**Supplied text:**
The univariate and multivariate association of clinical variables at diagnosis with time to grade reclassification are in Table 3 (and Supplementary Table 1). In multivariate Cox proportional hazards modeling (n=605), percent of cores containing cancer at diagnosis, BMI, and PSA density were significantly associated with grade reclassification (P=0.01, 0.04, 0.04, respectively). Analysis excluding individuals who used 5ARI did not alter the conclusion, and the rate of reclassification was the same in the participants excluded from multivariable analysis due to missing variables as in the full cohort. Modeling for the outcomes of either grade or volume reclassification or of treatment are similar (Supplementary Tables 2&3).

Table 3. Cox Proportional Hazards Models for time to grade reclassification.

Modeling for the outcomes of time to either grade or volume reclassification or time to treatment are similar and are shown in Supplementary Material (Tables 2 and 3).

**Aim of the task:** Rewrite everything in the grade reclassification passage from "The univariate and" down to "(Supplementary Tables 2&3).", replacing "BMI" with "body mass index".

**Information supplied:**
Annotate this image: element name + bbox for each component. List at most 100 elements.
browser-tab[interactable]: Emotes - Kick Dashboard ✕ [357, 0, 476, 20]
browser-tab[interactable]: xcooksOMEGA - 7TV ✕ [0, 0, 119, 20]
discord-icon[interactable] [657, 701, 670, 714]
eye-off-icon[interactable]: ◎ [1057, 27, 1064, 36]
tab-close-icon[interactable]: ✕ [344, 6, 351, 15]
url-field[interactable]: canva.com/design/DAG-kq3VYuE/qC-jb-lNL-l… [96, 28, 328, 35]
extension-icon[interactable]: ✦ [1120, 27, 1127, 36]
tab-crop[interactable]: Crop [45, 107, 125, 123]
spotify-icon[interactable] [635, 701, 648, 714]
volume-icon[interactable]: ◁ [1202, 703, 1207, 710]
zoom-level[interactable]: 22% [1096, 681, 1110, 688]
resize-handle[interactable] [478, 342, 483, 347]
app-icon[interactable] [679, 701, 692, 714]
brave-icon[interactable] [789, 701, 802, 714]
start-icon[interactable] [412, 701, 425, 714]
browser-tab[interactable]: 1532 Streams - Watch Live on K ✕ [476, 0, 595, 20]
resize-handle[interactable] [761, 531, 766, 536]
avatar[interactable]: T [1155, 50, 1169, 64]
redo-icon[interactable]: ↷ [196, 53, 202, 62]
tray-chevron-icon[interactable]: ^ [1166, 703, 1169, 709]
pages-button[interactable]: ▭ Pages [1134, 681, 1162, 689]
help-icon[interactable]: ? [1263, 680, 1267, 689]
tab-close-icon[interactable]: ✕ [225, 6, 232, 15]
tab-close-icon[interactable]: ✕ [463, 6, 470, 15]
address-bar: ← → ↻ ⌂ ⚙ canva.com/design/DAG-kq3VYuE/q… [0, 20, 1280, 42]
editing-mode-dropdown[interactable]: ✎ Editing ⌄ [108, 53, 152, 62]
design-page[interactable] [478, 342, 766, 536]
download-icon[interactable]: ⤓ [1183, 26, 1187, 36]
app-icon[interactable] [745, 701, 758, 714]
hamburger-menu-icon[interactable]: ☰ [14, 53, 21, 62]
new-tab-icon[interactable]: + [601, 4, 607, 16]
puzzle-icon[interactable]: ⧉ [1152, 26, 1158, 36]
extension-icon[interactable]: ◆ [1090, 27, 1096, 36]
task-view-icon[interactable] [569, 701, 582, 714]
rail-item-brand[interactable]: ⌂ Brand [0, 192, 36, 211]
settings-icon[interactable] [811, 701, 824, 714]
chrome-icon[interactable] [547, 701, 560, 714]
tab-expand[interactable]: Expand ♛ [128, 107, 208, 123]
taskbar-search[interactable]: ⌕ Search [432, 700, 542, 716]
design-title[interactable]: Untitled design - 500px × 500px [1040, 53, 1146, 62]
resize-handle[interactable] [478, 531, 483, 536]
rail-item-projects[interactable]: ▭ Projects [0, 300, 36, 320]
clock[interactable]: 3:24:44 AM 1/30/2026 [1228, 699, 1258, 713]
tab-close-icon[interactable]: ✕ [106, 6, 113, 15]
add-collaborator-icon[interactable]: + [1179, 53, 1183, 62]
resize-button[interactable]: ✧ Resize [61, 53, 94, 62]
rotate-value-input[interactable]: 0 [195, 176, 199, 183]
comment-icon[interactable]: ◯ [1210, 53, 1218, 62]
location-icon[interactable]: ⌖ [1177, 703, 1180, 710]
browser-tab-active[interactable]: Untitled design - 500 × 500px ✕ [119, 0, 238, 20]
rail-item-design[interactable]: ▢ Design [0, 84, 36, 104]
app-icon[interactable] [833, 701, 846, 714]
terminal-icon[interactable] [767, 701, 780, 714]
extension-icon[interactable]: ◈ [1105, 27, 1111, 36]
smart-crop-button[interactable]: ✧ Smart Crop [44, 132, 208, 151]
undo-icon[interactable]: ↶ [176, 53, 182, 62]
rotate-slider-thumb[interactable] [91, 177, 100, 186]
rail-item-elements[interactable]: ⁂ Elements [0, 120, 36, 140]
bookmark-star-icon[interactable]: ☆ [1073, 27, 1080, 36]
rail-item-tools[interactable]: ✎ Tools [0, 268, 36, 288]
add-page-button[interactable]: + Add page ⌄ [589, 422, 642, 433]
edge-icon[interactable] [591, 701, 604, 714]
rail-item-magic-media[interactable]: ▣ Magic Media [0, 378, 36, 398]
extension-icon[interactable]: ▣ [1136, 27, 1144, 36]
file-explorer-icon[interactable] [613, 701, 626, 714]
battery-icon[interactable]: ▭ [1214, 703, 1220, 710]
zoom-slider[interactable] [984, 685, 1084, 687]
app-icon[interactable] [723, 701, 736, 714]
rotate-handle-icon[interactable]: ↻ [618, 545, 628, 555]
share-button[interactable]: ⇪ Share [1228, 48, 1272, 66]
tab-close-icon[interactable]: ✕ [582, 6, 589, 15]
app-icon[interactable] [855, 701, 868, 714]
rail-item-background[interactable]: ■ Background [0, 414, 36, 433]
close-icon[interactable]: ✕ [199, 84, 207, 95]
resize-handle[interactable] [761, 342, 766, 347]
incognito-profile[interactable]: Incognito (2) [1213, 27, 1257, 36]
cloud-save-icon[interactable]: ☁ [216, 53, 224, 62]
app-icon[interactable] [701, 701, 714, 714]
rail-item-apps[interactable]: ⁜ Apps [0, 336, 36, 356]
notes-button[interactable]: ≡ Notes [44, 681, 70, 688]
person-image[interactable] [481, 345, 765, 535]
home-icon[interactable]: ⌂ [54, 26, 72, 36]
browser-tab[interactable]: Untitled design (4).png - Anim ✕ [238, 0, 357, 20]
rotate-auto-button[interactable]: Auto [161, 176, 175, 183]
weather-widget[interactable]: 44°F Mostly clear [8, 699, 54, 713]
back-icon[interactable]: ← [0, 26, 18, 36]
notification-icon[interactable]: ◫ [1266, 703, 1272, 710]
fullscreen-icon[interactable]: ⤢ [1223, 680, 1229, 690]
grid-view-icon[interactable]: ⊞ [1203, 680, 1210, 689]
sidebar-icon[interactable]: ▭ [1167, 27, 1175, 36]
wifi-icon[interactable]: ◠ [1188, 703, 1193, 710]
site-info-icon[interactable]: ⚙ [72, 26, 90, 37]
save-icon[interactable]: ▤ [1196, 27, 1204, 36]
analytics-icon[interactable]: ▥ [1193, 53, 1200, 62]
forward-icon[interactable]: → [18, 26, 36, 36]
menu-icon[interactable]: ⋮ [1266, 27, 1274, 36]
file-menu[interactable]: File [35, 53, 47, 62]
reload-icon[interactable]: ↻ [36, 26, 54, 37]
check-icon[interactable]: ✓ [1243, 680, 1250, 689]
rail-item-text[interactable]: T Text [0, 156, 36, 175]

**Answer below:**
The univariate and multivariate association of clinical variables at diagnosis with time to grade reclassification are in Table 3 (and Supplementary Table 1). In multivariate Cox proportional hazards modeling (n=605), percent of cores containing cancer at diagnosis, body mass index, and PSA density were significantly associated with grade reclassification (P=0.01, 0.04, 0.04, respectively). Analysis excluding individuals who used 5ARI did not alter the conclusion, and the rate of reclassification was the same in the participants excluded from multivariable analysis due to missing variables as in the full cohort. Modeling for the outcomes of either grade or volume reclassification or of treatment are similar (Supplementary Tables 2&3).